Gather all lines with the word "Herder" in them.

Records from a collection
>>>

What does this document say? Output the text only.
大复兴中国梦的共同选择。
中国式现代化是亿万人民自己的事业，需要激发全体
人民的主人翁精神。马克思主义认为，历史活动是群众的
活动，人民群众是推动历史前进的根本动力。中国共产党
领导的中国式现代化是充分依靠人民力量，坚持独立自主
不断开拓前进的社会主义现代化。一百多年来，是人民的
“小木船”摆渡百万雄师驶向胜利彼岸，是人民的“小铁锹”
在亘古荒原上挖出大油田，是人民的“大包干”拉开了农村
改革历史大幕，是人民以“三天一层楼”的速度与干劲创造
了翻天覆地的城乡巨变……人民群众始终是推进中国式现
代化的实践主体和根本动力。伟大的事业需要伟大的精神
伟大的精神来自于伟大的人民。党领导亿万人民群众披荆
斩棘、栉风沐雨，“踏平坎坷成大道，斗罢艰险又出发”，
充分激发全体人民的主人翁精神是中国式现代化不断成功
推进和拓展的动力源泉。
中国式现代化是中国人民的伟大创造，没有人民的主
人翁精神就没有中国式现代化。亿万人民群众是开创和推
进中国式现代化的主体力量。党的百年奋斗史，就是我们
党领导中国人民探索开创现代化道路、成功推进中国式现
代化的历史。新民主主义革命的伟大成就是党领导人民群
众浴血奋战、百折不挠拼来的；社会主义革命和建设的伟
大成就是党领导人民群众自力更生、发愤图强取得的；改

<<<
>>>

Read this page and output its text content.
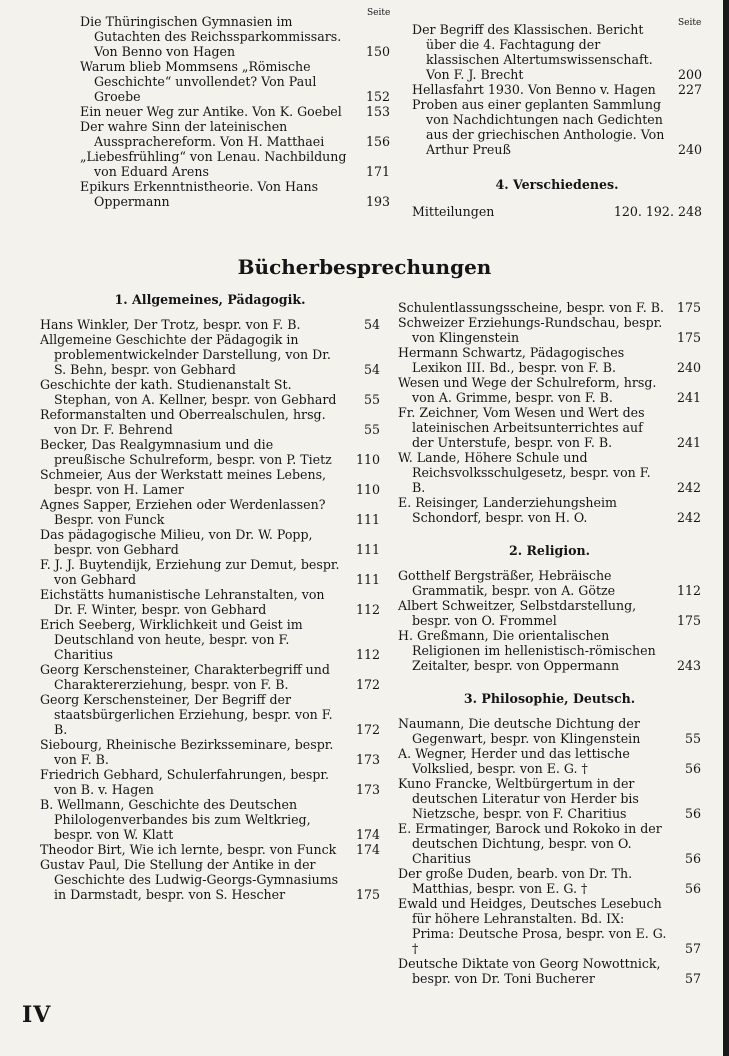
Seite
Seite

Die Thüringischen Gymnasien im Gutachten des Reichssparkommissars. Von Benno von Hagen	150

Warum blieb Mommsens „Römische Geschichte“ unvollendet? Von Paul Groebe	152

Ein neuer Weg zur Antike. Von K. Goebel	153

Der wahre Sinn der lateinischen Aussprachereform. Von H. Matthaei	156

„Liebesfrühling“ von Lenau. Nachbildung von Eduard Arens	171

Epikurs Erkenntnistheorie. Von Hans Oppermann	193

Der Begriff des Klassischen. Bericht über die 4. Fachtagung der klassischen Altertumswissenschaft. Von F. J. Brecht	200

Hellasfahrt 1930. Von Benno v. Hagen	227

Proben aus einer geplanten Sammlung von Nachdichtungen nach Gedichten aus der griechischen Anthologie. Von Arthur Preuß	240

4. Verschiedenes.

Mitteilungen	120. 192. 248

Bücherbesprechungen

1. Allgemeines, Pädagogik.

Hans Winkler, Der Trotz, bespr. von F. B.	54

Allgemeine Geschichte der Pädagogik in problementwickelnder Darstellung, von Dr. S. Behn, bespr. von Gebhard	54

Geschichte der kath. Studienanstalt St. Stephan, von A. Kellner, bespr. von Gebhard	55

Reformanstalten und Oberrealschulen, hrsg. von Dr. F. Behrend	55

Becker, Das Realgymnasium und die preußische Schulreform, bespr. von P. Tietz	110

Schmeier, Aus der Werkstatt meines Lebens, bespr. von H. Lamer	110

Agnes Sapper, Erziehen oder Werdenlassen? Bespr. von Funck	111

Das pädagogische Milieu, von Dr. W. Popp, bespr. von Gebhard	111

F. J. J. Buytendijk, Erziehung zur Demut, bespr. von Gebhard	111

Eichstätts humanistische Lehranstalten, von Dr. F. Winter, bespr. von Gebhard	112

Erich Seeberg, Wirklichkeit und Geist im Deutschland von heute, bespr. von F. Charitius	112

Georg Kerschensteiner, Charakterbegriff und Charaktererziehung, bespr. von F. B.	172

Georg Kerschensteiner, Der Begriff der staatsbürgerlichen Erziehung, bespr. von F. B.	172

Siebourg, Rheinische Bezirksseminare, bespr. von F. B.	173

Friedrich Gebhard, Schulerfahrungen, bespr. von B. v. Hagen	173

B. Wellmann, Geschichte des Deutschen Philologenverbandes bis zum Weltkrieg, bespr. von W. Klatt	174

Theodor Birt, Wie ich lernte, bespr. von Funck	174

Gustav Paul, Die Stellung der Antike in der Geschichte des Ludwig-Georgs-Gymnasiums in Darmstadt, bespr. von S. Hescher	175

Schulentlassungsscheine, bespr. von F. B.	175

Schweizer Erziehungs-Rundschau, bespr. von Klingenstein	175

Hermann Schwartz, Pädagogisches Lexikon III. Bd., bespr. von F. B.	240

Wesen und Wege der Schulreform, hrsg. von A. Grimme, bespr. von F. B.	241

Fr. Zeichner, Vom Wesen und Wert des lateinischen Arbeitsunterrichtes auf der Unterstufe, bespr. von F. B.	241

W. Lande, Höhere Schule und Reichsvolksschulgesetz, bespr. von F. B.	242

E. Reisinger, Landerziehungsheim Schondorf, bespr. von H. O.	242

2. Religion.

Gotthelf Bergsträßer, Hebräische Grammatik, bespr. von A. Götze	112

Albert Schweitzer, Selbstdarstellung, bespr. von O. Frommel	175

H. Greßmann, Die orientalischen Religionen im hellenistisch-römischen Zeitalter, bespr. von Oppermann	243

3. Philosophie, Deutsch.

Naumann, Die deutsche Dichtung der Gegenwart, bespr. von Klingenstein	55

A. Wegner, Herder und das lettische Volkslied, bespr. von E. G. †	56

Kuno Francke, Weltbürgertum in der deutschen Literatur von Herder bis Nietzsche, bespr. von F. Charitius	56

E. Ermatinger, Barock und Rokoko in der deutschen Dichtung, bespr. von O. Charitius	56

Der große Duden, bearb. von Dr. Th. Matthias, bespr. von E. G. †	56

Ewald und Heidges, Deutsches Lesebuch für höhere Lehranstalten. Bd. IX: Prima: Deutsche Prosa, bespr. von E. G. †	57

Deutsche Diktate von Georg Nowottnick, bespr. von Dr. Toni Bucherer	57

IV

<<<

> **Answer for the task**:
A. Wegner, Herder und das lettische Volkslied, bespr. von E. G. †	56
Kuno Francke, Weltbürgertum in der deutschen Literatur von Herder bis Nietzsche, bespr. von F. Charitius	56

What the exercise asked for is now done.